(Goal):
Exactly as written, quote every line that follows, skipping the images.

Stored records:
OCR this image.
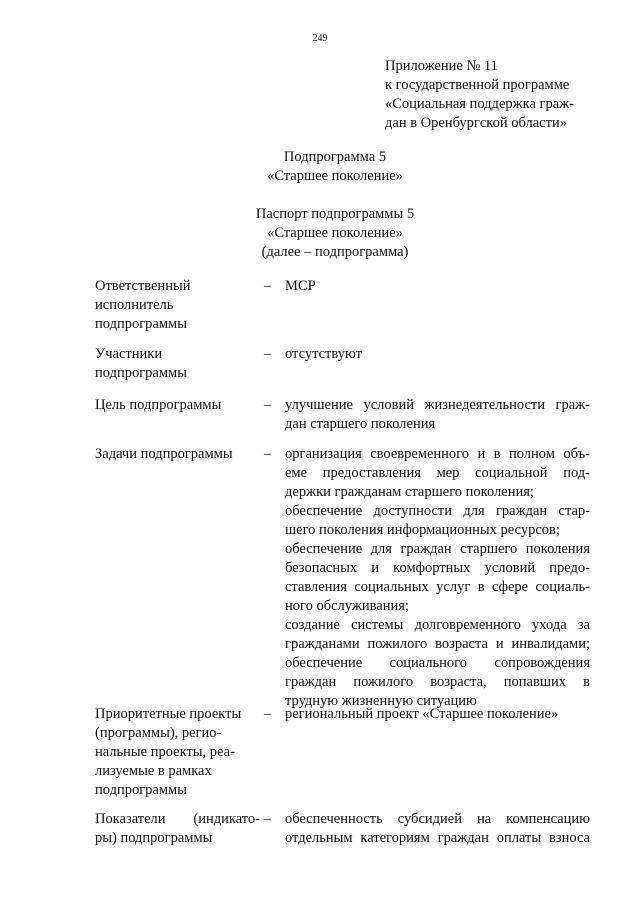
249
Приложение № 11
к государственной программе
«Социальная поддержка граж-
дан в Оренбургской области»
Подпрограмма 5
«Старшее поколение»
Паспорт подпрограммы 5
«Старшее поколение»
(далее – подпрограмма)
Ответственный
исполнитель
подпрограммы
– МСР
Участники
подпрограммы
– отсутствуют
Цель подпрограммы	– улучшение условий жизнедеятельности граж-
дан старшего поколения
Задачи подпрограммы	– организация своевременного и в полном объ-
еме предоставления мер социальной под-
держки гражданам старшего поколения;
обеспечение доступности для граждан стар-
шего поколения информационных ресурсов;
обеспечение для граждан старшего поколения
безопасных и комфортных условий предо-
ставления социальных услуг в сфере социаль-
ного обслуживания;
создание системы долговременного ухода за
гражданами пожилого возраста и инвалидами;
обеспечение социального сопровождения
граждан пожилого возраста, попавших в
трудную жизненную ситуацию
Приоритетные проекты
(программы), регио-
нальные проекты, реа-
лизуемые в рамках
подпрограммы
– региональный проект «Старшее поколение»
Показатели (индикато-
ры) подпрограммы
– обеспеченность субсидией на компенсацию
отдельным категориям граждан оплаты взноса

(Exercise result):
OCR this image.
249
Приложение № 11
к государственной программе
«Социальная поддержка граж-
дан в Оренбургской области»
Подпрограмма 5
«Старшее поколение»
Паспорт подпрограммы 5
«Старшее поколение»
(далее – подпрограмма)
Ответственный
исполнитель
подпрограммы
– МСР
Участники
подпрограммы
– отсутствуют
Цель подпрограммы	– улучшение условий жизнедеятельности граж-
дан старшего поколения
Задачи подпрограммы	– организация своевременного и в полном объ-
еме предоставления мер социальной под-
держки гражданам старшего поколения;
обеспечение доступности для граждан стар-
шего поколения информационных ресурсов;
обеспечение для граждан старшего поколения
безопасных и комфортных условий предо-
ставления социальных услуг в сфере социаль-
ного обслуживания;
создание системы долговременного ухода за
гражданами пожилого возраста и инвалидами;
обеспечение социального сопровождения
граждан пожилого возраста, попавших в
трудную жизненную ситуацию
Приоритетные проекты
(программы), регио-
нальные проекты, реа-
лизуемые в рамках
подпрограммы
– региональный проект «Старшее поколение»
Показатели (индикато-
ры) подпрограммы
– обеспеченность субсидией на компенсацию
отдельным категориям граждан оплаты взноса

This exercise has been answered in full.